**WHAT YOU WILL DO:** Starting at the top of the listing and going through the line with "more-options-icon[interactable]: ⋮ <box>1780 901", write those lines out again with "Messages" swapped for "Inbox". Leave everything else unchanged.

**RECORDS FOR THIS TASK:**
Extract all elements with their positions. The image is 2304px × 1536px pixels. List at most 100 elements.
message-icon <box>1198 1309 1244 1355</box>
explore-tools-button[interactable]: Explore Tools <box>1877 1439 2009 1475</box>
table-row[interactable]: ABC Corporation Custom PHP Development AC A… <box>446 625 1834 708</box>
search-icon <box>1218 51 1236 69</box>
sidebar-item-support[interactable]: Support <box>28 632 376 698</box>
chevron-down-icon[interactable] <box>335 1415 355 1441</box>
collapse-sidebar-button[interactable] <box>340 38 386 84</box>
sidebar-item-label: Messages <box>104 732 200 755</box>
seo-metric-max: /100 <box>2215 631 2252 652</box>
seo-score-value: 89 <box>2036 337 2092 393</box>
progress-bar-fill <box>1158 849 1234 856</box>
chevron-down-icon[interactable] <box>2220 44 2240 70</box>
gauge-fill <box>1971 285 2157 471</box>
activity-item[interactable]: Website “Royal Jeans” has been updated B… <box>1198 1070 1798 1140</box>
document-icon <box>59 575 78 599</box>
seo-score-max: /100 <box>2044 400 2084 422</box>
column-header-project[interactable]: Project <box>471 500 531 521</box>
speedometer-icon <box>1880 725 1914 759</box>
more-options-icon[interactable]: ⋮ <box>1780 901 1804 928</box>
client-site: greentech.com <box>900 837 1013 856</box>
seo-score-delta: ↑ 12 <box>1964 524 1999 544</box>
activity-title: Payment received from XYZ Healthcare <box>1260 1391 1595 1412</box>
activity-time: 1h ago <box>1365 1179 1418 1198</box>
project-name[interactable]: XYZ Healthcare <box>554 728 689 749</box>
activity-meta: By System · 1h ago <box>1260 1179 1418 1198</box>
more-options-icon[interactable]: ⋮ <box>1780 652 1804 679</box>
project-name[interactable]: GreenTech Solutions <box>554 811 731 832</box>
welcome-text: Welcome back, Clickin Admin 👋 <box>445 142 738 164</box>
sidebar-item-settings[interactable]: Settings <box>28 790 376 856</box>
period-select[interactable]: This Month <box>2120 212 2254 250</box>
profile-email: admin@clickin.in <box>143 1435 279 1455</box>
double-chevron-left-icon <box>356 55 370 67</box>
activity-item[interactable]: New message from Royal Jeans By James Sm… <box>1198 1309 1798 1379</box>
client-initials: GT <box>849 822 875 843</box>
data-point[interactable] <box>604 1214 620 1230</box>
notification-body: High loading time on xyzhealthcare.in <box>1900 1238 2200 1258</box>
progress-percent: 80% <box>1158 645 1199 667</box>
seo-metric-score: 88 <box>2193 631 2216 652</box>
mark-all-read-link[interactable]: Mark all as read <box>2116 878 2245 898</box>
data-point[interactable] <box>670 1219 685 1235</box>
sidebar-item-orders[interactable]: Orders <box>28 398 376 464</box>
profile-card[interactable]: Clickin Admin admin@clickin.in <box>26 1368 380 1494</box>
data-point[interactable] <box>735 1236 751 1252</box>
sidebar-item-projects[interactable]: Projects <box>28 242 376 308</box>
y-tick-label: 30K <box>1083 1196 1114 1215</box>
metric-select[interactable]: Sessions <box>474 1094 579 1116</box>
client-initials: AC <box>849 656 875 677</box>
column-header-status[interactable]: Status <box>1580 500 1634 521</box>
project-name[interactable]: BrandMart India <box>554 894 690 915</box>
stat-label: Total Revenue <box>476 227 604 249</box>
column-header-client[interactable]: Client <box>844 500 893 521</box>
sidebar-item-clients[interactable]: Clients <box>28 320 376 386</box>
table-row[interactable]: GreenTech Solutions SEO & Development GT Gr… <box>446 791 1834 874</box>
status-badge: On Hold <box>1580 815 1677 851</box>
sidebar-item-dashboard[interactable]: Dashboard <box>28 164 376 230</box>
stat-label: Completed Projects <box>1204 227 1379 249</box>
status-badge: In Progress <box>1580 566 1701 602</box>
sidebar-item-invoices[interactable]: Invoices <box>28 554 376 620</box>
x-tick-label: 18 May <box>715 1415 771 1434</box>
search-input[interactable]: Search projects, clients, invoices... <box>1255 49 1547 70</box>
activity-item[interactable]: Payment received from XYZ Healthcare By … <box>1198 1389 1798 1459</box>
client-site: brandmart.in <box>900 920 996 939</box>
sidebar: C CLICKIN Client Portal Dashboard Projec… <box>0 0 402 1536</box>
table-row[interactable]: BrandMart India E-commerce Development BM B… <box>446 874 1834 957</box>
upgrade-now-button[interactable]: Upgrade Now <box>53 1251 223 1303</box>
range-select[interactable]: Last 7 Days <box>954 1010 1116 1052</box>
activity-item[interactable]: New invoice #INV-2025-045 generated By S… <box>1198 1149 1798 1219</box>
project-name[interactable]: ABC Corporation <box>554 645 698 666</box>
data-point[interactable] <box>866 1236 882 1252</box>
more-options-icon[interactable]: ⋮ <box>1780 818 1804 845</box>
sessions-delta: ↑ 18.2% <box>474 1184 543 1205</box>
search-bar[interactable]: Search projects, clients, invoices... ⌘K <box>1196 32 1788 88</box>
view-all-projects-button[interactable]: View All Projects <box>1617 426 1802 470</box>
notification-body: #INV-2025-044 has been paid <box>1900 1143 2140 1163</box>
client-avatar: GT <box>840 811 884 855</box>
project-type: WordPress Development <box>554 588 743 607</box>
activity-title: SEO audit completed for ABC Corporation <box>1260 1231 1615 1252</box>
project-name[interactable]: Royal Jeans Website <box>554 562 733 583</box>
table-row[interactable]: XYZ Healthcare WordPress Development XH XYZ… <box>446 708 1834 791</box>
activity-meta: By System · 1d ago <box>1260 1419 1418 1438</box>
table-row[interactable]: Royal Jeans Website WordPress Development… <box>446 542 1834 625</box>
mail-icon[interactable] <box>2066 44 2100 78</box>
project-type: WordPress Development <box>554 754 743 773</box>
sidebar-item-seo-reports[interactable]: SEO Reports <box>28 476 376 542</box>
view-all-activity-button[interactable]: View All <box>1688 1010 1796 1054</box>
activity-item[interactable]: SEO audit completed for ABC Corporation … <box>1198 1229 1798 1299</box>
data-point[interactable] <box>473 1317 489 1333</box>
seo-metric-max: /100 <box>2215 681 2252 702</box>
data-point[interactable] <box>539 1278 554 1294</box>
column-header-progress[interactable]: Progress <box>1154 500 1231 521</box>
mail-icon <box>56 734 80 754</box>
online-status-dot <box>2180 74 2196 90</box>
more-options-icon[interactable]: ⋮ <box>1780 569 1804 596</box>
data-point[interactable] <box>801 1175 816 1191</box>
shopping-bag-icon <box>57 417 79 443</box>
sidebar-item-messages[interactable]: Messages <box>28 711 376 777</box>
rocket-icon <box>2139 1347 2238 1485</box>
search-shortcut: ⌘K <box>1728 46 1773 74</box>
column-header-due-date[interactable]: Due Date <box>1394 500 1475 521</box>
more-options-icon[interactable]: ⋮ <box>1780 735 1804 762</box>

**SOLUTION TO THIS EXERCISE:**
Extract all elements with their positions. The image is 2304px × 1536px pixels. List at most 100 elements.
message-icon <box>1198 1309 1244 1355</box>
explore-tools-button[interactable]: Explore Tools <box>1877 1439 2009 1475</box>
table-row[interactable]: ABC Corporation Custom PHP Development AC A… <box>446 625 1834 708</box>
search-icon <box>1218 51 1236 69</box>
sidebar-item-support[interactable]: Support <box>28 632 376 698</box>
chevron-down-icon[interactable] <box>335 1415 355 1441</box>
collapse-sidebar-button[interactable] <box>340 38 386 84</box>
sidebar-item-label: Inbox <box>104 732 200 755</box>
seo-metric-max: /100 <box>2215 631 2252 652</box>
seo-score-value: 89 <box>2036 337 2092 393</box>
progress-bar-fill <box>1158 849 1234 856</box>
chevron-down-icon[interactable] <box>2220 44 2240 70</box>
gauge-fill <box>1971 285 2157 471</box>
activity-item[interactable]: Website “Royal Jeans” has been updated B… <box>1198 1070 1798 1140</box>
document-icon <box>59 575 78 599</box>
seo-score-max: /100 <box>2044 400 2084 422</box>
column-header-project[interactable]: Project <box>471 500 531 521</box>
speedometer-icon <box>1880 725 1914 759</box>
more-options-icon[interactable]: ⋮ <box>1780 901 1804 928</box>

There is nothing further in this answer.